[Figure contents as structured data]
* Start *

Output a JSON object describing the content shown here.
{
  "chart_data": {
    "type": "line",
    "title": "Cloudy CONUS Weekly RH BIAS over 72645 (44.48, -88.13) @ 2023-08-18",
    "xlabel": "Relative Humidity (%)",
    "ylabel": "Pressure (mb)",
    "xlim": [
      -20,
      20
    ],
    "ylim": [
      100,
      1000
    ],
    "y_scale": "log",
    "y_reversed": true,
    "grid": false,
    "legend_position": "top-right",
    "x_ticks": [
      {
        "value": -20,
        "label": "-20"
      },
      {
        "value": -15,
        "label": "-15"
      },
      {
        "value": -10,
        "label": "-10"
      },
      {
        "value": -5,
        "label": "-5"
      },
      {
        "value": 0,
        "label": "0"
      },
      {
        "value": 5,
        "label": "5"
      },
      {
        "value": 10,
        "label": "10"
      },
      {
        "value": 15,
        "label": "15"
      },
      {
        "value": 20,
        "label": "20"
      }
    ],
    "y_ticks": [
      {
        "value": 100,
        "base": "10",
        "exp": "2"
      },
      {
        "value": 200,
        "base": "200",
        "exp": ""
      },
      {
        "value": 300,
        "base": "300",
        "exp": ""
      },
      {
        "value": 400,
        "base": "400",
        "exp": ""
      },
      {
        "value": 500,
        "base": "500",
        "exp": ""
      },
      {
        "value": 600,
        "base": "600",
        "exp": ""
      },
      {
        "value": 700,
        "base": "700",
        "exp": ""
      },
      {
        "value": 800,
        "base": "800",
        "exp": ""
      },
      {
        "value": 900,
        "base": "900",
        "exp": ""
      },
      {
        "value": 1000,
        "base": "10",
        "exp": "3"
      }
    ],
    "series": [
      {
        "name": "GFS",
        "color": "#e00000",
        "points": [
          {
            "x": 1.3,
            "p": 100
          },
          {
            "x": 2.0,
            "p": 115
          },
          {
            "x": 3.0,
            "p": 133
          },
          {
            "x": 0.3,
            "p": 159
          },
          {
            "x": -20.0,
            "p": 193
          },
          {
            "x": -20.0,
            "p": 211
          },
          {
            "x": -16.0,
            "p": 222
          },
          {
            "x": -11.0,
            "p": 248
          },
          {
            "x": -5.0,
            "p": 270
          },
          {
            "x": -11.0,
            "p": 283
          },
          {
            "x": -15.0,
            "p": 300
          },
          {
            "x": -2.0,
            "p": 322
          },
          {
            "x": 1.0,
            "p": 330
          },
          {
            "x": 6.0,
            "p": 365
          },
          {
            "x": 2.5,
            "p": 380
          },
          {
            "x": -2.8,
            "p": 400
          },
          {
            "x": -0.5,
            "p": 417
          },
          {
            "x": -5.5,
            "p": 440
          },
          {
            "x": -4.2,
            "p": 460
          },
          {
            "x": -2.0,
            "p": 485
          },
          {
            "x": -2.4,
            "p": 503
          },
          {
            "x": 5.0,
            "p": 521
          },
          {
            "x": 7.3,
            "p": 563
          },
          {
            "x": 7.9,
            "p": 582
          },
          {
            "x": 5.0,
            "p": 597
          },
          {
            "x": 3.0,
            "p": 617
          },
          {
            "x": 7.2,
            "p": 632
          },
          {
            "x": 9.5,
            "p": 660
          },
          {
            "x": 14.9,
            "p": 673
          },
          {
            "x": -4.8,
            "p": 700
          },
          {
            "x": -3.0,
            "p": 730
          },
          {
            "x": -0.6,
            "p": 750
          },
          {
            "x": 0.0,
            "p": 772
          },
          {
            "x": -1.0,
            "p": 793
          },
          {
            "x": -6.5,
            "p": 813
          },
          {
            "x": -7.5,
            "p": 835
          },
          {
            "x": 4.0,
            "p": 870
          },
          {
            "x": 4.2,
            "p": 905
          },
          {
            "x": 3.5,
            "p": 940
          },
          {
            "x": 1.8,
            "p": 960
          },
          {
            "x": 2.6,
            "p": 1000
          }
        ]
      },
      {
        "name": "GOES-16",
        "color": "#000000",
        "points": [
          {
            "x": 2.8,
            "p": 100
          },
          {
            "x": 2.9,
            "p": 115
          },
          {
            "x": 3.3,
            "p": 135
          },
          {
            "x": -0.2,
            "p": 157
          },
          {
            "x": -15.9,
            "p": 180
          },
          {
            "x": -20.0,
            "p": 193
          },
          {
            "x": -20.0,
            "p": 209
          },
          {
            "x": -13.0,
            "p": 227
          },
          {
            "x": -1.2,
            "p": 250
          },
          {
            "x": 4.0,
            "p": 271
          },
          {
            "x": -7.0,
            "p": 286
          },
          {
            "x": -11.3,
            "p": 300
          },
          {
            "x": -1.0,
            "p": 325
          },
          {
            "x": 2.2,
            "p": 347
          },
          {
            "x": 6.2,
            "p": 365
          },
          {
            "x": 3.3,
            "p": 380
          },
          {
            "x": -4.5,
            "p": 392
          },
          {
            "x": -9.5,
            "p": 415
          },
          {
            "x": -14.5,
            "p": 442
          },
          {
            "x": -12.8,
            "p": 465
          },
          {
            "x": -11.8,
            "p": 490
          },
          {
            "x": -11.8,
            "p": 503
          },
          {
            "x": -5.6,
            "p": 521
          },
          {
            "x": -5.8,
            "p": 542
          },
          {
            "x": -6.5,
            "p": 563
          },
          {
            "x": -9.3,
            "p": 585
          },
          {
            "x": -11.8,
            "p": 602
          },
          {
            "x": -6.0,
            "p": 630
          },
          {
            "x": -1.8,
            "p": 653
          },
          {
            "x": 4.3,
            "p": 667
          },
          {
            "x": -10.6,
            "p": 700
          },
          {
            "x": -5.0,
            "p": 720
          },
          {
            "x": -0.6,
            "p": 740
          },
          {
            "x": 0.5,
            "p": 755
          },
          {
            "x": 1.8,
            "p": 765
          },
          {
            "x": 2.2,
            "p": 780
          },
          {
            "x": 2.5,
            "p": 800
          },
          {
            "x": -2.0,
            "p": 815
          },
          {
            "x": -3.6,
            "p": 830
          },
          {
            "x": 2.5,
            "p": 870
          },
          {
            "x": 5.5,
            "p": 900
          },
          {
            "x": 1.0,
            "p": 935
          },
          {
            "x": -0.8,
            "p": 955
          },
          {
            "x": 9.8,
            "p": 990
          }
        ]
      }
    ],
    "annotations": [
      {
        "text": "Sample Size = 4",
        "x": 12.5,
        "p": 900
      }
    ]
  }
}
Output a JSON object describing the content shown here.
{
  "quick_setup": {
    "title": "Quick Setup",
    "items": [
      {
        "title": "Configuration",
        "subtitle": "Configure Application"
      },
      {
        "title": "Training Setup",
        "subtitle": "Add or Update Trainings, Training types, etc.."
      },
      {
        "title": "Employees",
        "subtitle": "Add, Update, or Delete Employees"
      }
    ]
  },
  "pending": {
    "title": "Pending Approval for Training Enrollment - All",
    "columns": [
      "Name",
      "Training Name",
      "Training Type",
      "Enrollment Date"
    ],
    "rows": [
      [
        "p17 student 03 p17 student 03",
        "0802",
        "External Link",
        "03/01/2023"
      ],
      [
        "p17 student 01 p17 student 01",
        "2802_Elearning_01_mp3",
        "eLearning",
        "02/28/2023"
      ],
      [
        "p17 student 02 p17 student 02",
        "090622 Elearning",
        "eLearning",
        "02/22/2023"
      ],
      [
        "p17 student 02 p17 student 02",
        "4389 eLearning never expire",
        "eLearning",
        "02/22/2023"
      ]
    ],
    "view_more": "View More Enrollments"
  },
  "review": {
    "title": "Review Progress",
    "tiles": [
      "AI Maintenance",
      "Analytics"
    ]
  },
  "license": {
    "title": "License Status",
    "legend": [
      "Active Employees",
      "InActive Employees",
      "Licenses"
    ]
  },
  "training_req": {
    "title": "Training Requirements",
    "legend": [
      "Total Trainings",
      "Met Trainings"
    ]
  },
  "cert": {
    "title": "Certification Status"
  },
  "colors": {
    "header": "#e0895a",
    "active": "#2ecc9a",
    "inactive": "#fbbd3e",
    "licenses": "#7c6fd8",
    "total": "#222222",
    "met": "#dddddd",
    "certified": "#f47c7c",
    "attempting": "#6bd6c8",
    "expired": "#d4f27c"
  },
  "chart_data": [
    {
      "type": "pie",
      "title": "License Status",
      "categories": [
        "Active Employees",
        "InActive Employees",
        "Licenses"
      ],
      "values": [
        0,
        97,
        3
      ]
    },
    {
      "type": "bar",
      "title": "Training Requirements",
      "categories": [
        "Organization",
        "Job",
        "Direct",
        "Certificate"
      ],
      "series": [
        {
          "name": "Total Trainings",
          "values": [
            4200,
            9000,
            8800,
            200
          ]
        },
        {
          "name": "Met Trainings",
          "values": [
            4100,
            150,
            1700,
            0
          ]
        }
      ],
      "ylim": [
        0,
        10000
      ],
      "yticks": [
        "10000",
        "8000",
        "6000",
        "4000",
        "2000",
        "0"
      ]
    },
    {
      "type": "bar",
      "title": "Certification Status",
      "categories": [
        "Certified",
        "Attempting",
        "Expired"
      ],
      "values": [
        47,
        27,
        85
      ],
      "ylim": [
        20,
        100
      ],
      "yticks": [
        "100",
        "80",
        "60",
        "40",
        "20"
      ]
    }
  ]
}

* End *

▶ _WHAT IS BEING ASKED_
Each line of the material that holds the string "student" counts once; give the total alone.

▶ _ANSWER TO THE EXERCISE_
4